## WHAT NEEDS TO BE DONE
Can you transcribe every line exactly and leave the pictures behind?
——
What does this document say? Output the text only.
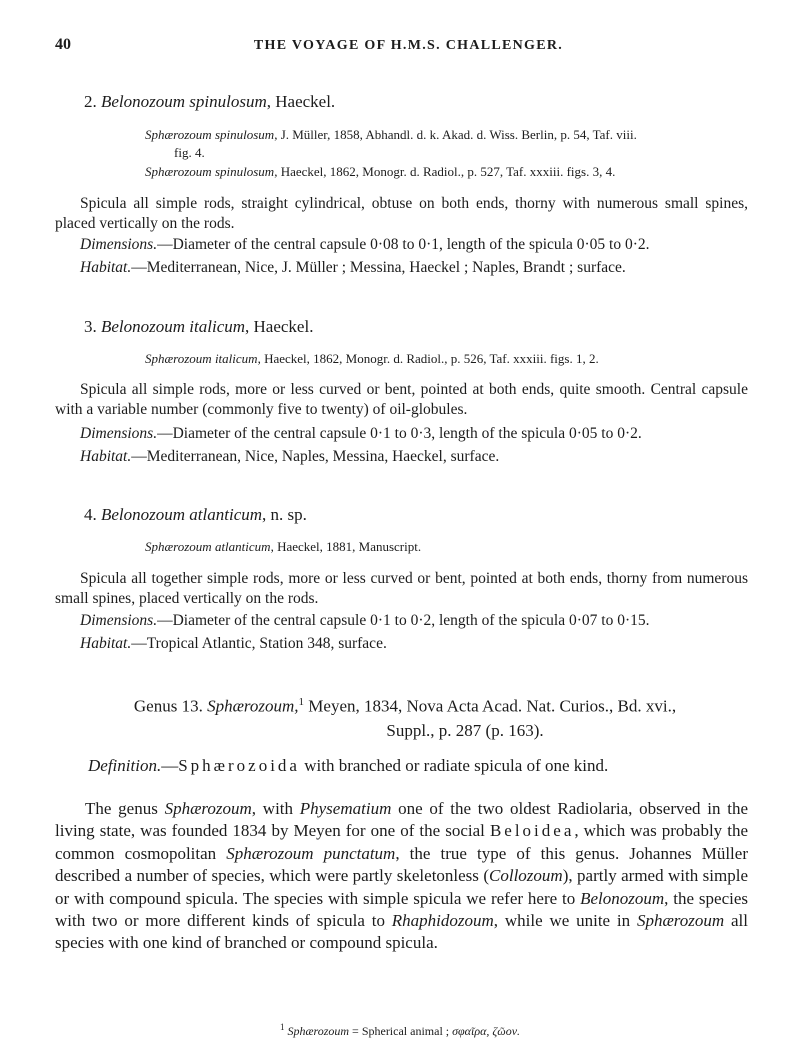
40	THE VOYAGE OF H.M.S. CHALLENGER.
2. Belonozoum spinulosum, Haeckel.
Sphærozoum spinulosum, J. Müller, 1858, Abhandl. d. k. Akad. d. Wiss. Berlin, p. 54, Taf. viii.
fig. 4.
Sphærozoum spinulosum, Haeckel, 1862, Monogr. d. Radiol., p. 527, Taf. xxxiii. figs. 3, 4.
Spicula all simple rods, straight cylindrical, obtuse on both ends, thorny with numerous small spines, placed vertically on the rods.
Dimensions.—Diameter of the central capsule 0·08 to 0·1, length of the spicula 0·05 to 0·2.
Habitat.—Mediterranean, Nice, J. Müller ; Messina, Haeckel ; Naples, Brandt ; surface.
3. Belonozoum italicum, Haeckel.
Sphærozoum italicum, Haeckel, 1862, Monogr. d. Radiol., p. 526, Taf. xxxiii. figs. 1, 2.
Spicula all simple rods, more or less curved or bent, pointed at both ends, quite smooth. Central capsule with a variable number (commonly five to twenty) of oil-globules.
Dimensions.—Diameter of the central capsule 0·1 to 0·3, length of the spicula 0·05 to 0·2.
Habitat.—Mediterranean, Nice, Naples, Messina, Haeckel, surface.
4. Belonozoum atlanticum, n. sp.
Sphærozoum atlanticum, Haeckel, 1881, Manuscript.
Spicula all together simple rods, more or less curved or bent, pointed at both ends, thorny from numerous small spines, placed vertically on the rods.
Dimensions.—Diameter of the central capsule 0·1 to 0·2, length of the spicula 0·07 to 0·15.
Habitat.—Tropical Atlantic, Station 348, surface.
Genus 13. Sphærozoum,$^1$ Meyen, 1834, Nova Acta Acad. Nat. Curios., Bd. xvi.,
Suppl., p. 287 (p. 163).
Definition.—Sphærozoida with branched or radiate spicula of one kind.
The genus Sphærozoum, with Physematium one of the two oldest Radiolaria, observed in the living state, was founded 1834 by Meyen for one of the social Beloidea, which was probably the common cosmopolitan Sphærozoum punctatum, the true type of this genus. Johannes Müller described a number of species, which were partly skeletonless (Collozoum), partly armed with simple or with compound spicula. The species with simple spicula we refer here to Belonozoum, the species with two or more different kinds of spicula to Rhaphidozoum, while we unite in Sphærozoum all species with one kind of branched or compound spicula.
$^1$ Sphærozoum = Spherical animal ; σφαῖρα, ζῶον.
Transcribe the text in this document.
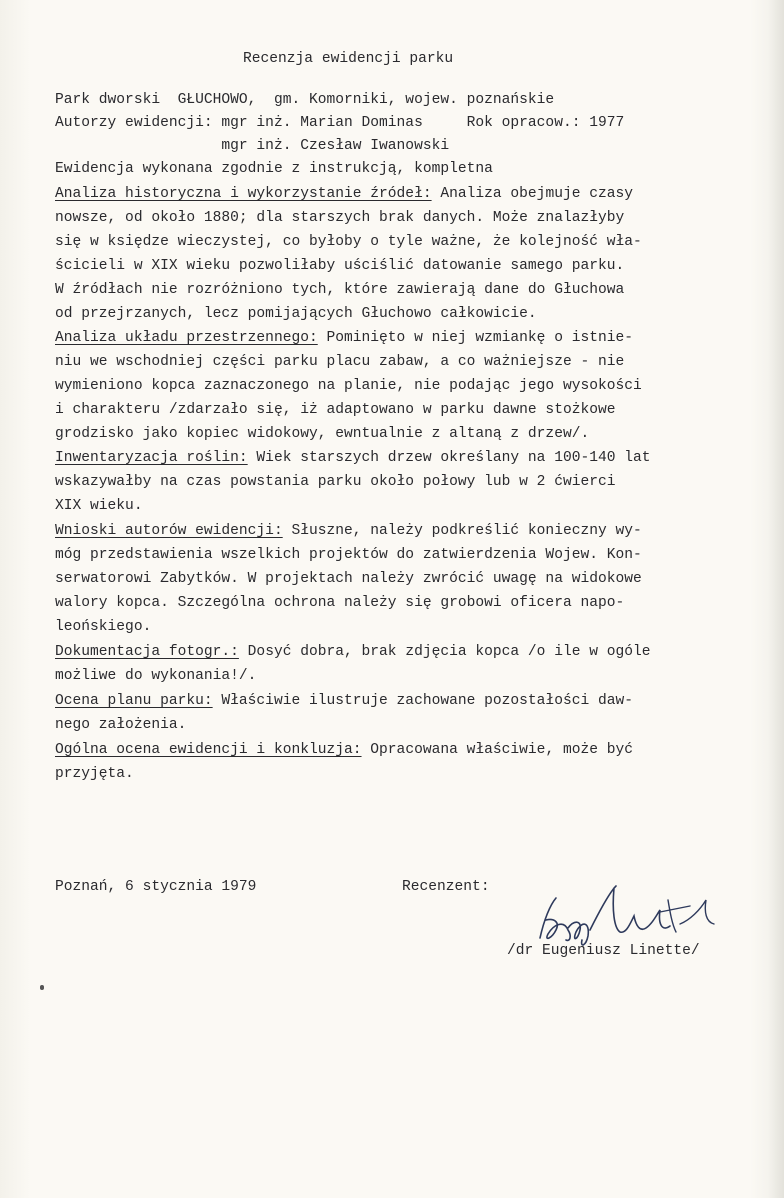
Recenzja ewidencji parku
Park dworski  GŁUCHOWO,  gm. Komorniki, wojew. poznańskie
Autorzy ewidencji: mgr inż. Marian Dominas     Rok opracow.: 1977
mgr inż. Czesław Iwanowski
Ewidencja wykonana zgodnie z instrukcją, kompletna
Analiza historyczna i wykorzystanie źródeł: Analiza obejmuje czasy
nowsze, od około 1880; dla starszych brak danych. Może znalazłyby
się w księdze wieczystej, co byłoby o tyle ważne, że kolejność wła-
ścicieli w XIX wieku pozwoliłaby uściślić datowanie samego parku.
W źródłach nie rozróżniono tych, które zawierają dane do Głuchowa
od przejrzanych, lecz pomijających Głuchowo całkowicie.
Analiza układu przestrzennego: Pominięto w niej wzmiankę o istnie-
niu we wschodniej części parku placu zabaw, a co ważniejsze - nie
wymieniono kopca zaznaczonego na planie, nie podając jego wysokości
i charakteru /zdarzało się, iż adaptowano w parku dawne stożkowe
grodzisko jako kopiec widokowy, ewntualnie z altaną z drzew/.
Inwentaryzacja roślin: Wiek starszych drzew określany na 100-140 lat
wskazywałby na czas powstania parku około połowy lub w 2 ćwierci
XIX wieku.
Wnioski autorów ewidencji: Słuszne, należy podkreślić konieczny wy-
móg przedstawienia wszelkich projektów do zatwierdzenia Wojew. Kon-
serwatorowi Zabytków. W projektach należy zwrócić uwagę na widokowe
walory kopca. Szczególna ochrona należy się grobowi oficera napo-
leońskiego.
Dokumentacja fotogr.: Dosyć dobra, brak zdjęcia kopca /o ile w ogóle
możliwe do wykonania!/.
Ocena planu parku: Właściwie ilustruje zachowane pozostałości daw-
nego założenia.
Ogólna ocena ewidencji i konkluzja: Opracowana właściwie, może być
przyjęta.
Poznań, 6 stycznia 1979	Recenzent:
/dr Eugeniusz Linette/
——
## IN RESPONSE
What does this document say? Output the text only.
40	THE VOYAGE OF H.M.S. CHALLENGER.
2. Belonozoum spinulosum, Haeckel.
Sphærozoum spinulosum, J. Müller, 1858, Abhandl. d. k. Akad. d. Wiss. Berlin, p. 54, Taf. viii.
fig. 4.
Sphærozoum spinulosum, Haeckel, 1862, Monogr. d. Radiol., p. 527, Taf. xxxiii. figs. 3, 4.
Spicula all simple rods, straight cylindrical, obtuse on both ends, thorny with numerous small spines, placed vertically on the rods.
Dimensions.—Diameter of the central capsule 0·08 to 0·1, length of the spicula 0·05 to 0·2.
Habitat.—Mediterranean, Nice, J. Müller ; Messina, Haeckel ; Naples, Brandt ; surface.
3. Belonozoum italicum, Haeckel.
Sphærozoum italicum, Haeckel, 1862, Monogr. d. Radiol., p. 526, Taf. xxxiii. figs. 1, 2.
Spicula all simple rods, more or less curved or bent, pointed at both ends, quite smooth. Central capsule with a variable number (commonly five to twenty) of oil-globules.
Dimensions.—Diameter of the central capsule 0·1 to 0·3, length of the spicula 0·05 to 0·2.
Habitat.—Mediterranean, Nice, Naples, Messina, Haeckel, surface.
4. Belonozoum atlanticum, n. sp.
Sphærozoum atlanticum, Haeckel, 1881, Manuscript.
Spicula all together simple rods, more or less curved or bent, pointed at both ends, thorny from numerous small spines, placed vertically on the rods.
Dimensions.—Diameter of the central capsule 0·1 to 0·2, length of the spicula 0·07 to 0·15.
Habitat.—Tropical Atlantic, Station 348, surface.
Genus 13. Sphærozoum,$^1$ Meyen, 1834, Nova Acta Acad. Nat. Curios., Bd. xvi.,
Suppl., p. 287 (p. 163).
Definition.—Sphærozoida with branched or radiate spicula of one kind.
The genus Sphærozoum, with Physematium one of the two oldest Radiolaria, observed in the living state, was founded 1834 by Meyen for one of the social Beloidea, which was probably the common cosmopolitan Sphærozoum punctatum, the true type of this genus. Johannes Müller described a number of species, which were partly skeletonless (Collozoum), partly armed with simple or with compound spicula. The species with simple spicula we refer here to Belonozoum, the species with two or more different kinds of spicula to Rhaphidozoum, while we unite in Sphærozoum all species with one kind of branched or compound spicula.
$^1$ Sphærozoum = Spherical animal ; σφαῖρα, ζῶον.
Transcribe the text in this document.
Recenzja ewidencji parku
Park dworski  GŁUCHOWO,  gm. Komorniki, wojew. poznańskie
Autorzy ewidencji: mgr inż. Marian Dominas     Rok opracow.: 1977
mgr inż. Czesław Iwanowski
Ewidencja wykonana zgodnie z instrukcją, kompletna
Analiza historyczna i wykorzystanie źródeł: Analiza obejmuje czasy
nowsze, od około 1880; dla starszych brak danych. Może znalazłyby
się w księdze wieczystej, co byłoby o tyle ważne, że kolejność wła-
ścicieli w XIX wieku pozwoliłaby uściślić datowanie samego parku.
W źródłach nie rozróżniono tych, które zawierają dane do Głuchowa
od przejrzanych, lecz pomijających Głuchowo całkowicie.
Analiza układu przestrzennego: Pominięto w niej wzmiankę o istnie-
niu we wschodniej części parku placu zabaw, a co ważniejsze - nie
wymieniono kopca zaznaczonego na planie, nie podając jego wysokości
i charakteru /zdarzało się, iż adaptowano w parku dawne stożkowe
grodzisko jako kopiec widokowy, ewntualnie z altaną z drzew/.
Inwentaryzacja roślin: Wiek starszych drzew określany na 100-140 lat
wskazywałby na czas powstania parku około połowy lub w 2 ćwierci
XIX wieku.
Wnioski autorów ewidencji: Słuszne, należy podkreślić konieczny wy-
móg przedstawienia wszelkich projektów do zatwierdzenia Wojew. Kon-
serwatorowi Zabytków. W projektach należy zwrócić uwagę na widokowe
walory kopca. Szczególna ochrona należy się grobowi oficera napo-
leońskiego.
Dokumentacja fotogr.: Dosyć dobra, brak zdjęcia kopca /o ile w ogóle
możliwe do wykonania!/.
Ocena planu parku: Właściwie ilustruje zachowane pozostałości daw-
nego założenia.
Ogólna ocena ewidencji i konkluzja: Opracowana właściwie, może być
przyjęta.
Poznań, 6 stycznia 1979	Recenzent:
/dr Eugeniusz Linette/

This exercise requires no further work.